From the listing below, select every line where the word "اداره" appears.

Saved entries
(begin)
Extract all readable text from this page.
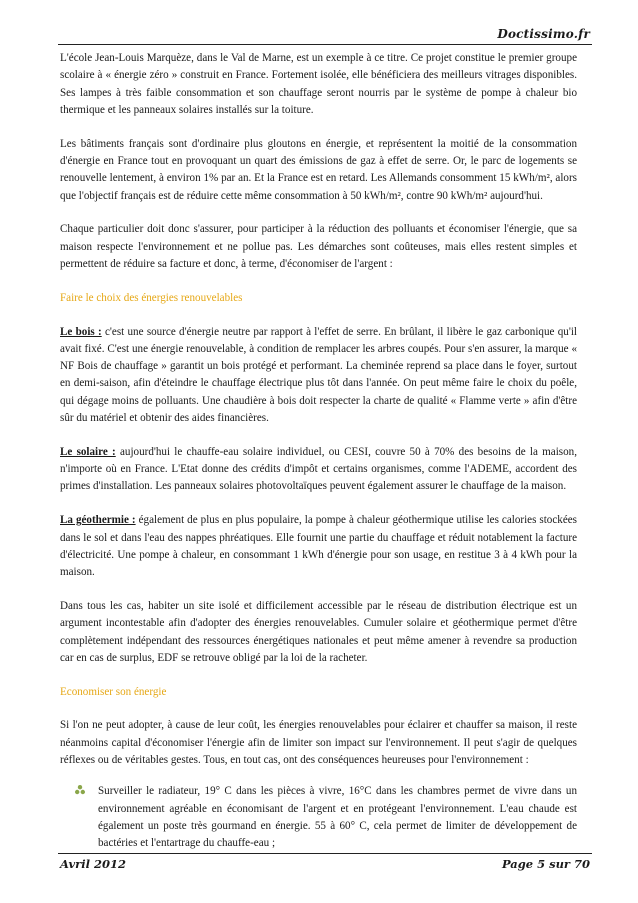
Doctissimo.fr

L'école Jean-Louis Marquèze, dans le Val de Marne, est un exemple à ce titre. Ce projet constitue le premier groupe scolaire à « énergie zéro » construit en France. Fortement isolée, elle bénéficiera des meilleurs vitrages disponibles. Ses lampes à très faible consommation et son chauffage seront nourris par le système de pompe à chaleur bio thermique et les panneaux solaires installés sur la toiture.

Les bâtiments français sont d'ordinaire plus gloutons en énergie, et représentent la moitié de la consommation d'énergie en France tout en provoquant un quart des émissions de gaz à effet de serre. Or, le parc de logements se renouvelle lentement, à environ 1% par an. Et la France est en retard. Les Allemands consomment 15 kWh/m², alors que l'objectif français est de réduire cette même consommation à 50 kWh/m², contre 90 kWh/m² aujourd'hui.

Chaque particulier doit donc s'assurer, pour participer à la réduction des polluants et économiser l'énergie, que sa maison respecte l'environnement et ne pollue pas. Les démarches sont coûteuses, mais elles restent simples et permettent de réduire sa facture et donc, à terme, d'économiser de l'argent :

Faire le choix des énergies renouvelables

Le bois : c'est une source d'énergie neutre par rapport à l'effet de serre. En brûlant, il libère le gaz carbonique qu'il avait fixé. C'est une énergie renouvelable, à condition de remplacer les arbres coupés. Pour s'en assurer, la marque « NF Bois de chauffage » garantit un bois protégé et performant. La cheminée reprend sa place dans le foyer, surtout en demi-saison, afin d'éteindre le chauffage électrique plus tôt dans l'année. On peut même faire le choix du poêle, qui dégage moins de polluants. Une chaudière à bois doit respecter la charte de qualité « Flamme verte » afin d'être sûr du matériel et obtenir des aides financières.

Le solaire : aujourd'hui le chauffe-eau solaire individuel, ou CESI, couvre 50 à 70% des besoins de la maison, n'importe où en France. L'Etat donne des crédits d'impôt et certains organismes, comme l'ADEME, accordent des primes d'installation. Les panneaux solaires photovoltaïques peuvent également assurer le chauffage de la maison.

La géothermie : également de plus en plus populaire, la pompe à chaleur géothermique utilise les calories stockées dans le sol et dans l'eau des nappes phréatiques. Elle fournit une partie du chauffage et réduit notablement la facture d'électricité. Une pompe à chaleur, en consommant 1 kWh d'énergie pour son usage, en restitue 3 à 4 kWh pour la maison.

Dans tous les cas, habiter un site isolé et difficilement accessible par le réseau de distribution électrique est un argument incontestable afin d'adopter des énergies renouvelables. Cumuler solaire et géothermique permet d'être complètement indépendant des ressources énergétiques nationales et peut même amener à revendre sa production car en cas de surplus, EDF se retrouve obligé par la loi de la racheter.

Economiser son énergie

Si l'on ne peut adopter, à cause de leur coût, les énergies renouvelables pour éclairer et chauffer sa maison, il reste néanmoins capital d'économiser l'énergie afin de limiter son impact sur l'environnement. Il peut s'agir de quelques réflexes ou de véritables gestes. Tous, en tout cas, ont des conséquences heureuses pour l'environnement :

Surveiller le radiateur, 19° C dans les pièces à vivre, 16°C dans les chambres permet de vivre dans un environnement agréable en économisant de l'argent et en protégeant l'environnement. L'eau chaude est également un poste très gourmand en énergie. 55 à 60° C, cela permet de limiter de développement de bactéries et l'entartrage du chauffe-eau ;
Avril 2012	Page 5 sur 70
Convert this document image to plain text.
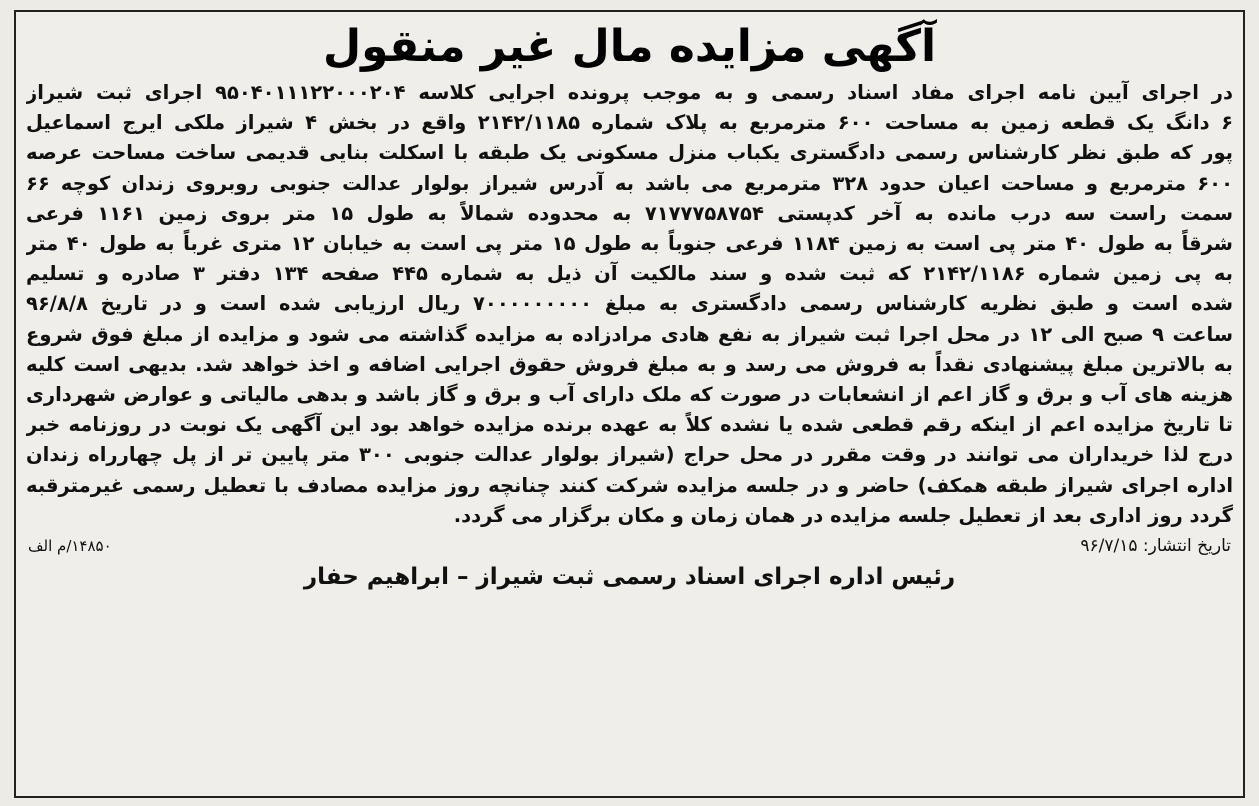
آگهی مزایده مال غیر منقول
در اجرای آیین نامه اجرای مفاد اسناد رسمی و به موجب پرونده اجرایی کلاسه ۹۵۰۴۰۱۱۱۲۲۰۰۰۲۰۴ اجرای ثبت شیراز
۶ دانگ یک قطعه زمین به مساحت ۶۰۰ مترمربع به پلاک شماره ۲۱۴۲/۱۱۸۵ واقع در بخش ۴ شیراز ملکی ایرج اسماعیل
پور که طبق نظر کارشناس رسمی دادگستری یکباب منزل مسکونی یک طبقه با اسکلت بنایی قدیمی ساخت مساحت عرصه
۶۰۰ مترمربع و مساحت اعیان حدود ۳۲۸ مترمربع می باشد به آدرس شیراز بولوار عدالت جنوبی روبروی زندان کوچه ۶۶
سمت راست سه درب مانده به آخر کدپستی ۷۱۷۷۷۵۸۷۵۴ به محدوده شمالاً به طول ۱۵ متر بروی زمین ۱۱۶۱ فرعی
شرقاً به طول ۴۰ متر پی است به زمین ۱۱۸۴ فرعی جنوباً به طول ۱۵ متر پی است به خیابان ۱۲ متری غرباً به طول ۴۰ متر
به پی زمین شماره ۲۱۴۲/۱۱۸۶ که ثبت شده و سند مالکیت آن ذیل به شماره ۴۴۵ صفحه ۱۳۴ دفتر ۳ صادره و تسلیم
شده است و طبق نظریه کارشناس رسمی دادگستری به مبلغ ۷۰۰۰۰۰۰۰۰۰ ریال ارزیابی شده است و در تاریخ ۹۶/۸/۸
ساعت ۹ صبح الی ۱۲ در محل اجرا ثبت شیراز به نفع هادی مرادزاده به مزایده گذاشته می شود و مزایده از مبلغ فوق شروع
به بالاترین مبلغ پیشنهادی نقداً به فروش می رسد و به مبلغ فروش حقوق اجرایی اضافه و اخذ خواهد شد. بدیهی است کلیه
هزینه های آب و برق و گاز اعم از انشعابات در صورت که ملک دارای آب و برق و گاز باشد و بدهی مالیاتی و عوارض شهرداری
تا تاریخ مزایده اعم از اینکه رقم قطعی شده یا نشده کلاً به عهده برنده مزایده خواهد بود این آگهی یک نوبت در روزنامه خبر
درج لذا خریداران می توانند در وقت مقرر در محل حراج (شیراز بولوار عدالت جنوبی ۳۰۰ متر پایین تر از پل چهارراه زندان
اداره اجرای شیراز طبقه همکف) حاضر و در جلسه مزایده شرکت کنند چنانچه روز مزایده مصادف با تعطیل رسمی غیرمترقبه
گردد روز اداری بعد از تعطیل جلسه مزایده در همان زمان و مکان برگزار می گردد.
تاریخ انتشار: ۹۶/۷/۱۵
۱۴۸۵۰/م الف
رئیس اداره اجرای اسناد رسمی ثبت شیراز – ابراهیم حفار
(end)
(begin)
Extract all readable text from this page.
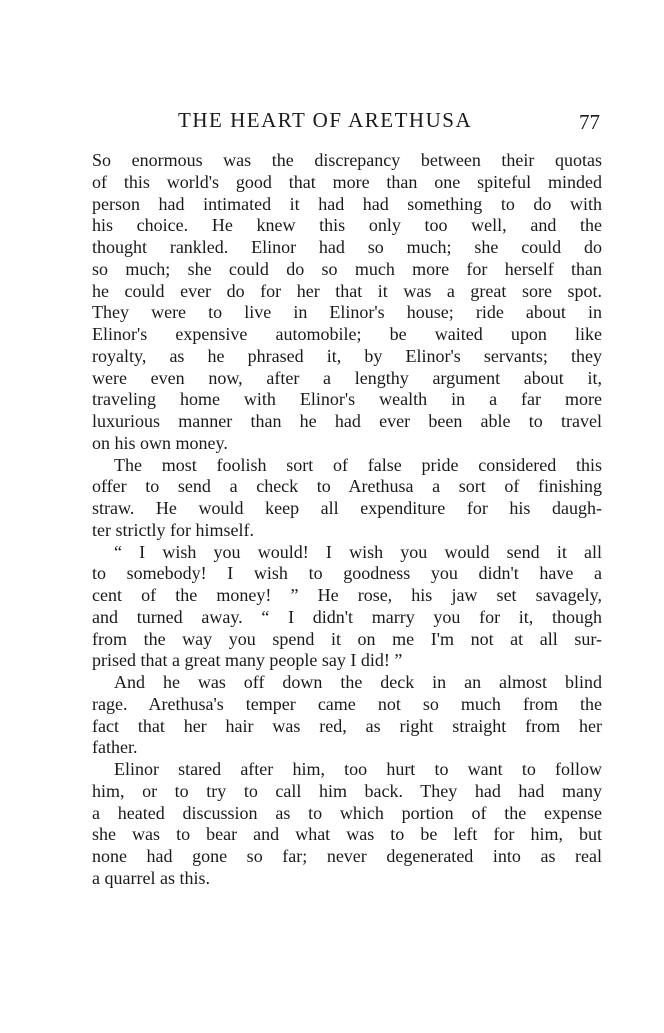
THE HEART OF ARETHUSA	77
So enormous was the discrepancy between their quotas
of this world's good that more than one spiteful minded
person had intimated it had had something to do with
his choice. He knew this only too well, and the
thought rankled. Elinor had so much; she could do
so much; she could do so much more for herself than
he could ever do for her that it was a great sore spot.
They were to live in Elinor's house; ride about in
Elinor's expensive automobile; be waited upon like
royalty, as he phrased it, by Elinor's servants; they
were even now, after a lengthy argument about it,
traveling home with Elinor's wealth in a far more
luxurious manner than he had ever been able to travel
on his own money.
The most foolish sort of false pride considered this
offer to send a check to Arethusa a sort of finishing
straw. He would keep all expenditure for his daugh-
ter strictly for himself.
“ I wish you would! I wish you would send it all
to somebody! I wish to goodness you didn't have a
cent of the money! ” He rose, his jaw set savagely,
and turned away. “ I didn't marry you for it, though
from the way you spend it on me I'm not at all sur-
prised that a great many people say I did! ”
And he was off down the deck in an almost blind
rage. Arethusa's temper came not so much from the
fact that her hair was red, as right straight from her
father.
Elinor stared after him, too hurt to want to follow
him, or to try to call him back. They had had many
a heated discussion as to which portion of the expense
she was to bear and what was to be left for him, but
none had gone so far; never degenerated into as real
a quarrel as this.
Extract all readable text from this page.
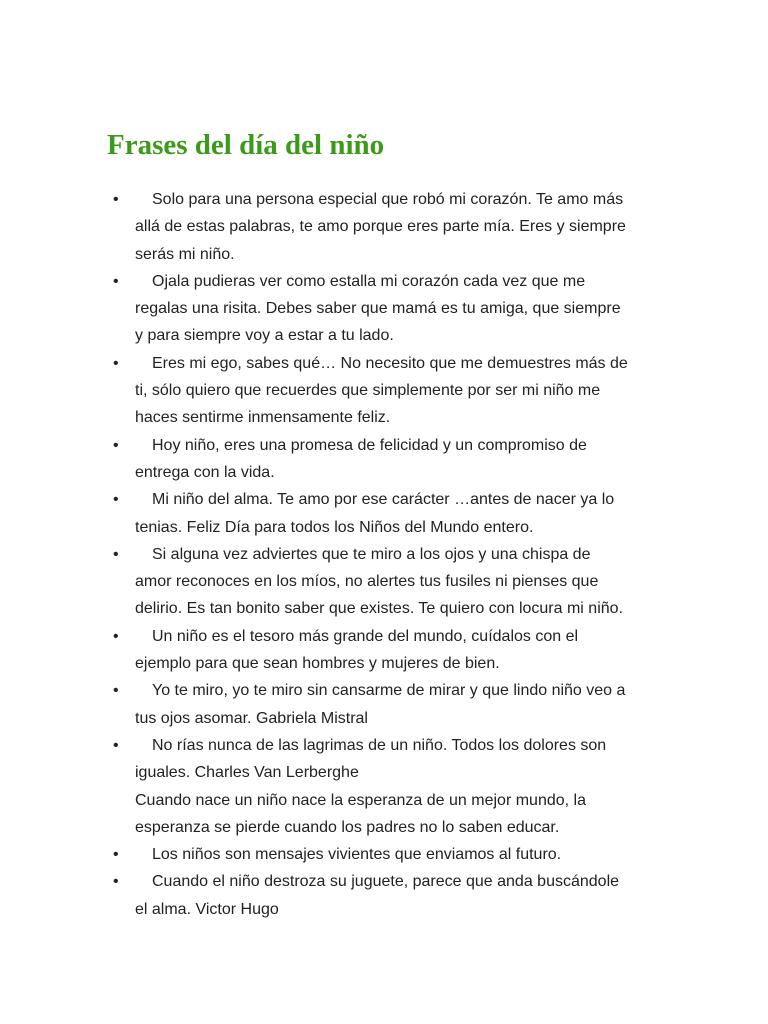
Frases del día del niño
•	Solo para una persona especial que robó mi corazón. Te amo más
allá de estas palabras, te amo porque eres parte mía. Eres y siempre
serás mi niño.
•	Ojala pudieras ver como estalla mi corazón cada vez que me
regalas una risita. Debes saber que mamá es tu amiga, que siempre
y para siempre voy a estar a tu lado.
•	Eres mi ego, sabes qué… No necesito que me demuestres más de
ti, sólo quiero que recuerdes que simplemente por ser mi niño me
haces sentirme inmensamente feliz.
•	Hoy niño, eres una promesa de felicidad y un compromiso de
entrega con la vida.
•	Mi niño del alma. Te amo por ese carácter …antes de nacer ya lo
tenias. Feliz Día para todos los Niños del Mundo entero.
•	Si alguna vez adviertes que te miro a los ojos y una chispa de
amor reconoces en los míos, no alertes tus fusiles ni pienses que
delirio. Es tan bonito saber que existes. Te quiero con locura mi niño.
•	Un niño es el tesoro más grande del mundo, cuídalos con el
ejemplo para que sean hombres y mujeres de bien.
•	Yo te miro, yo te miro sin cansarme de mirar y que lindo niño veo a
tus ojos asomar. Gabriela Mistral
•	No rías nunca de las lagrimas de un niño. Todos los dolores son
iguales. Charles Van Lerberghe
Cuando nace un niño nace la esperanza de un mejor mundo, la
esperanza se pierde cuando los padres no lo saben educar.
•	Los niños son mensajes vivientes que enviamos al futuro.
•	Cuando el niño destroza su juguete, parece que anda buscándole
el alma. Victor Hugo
(end)
Answer for the task
اداره اجرای شیراز طبقه همکف) حاضر و در جلسه مزایده شرکت کنند چنانچه روز مزایده مصادف با تعطیل رسمی غیرمترقبه
رئیس اداره اجرای اسناد رسمی ثبت شیراز – ابراهیم حفار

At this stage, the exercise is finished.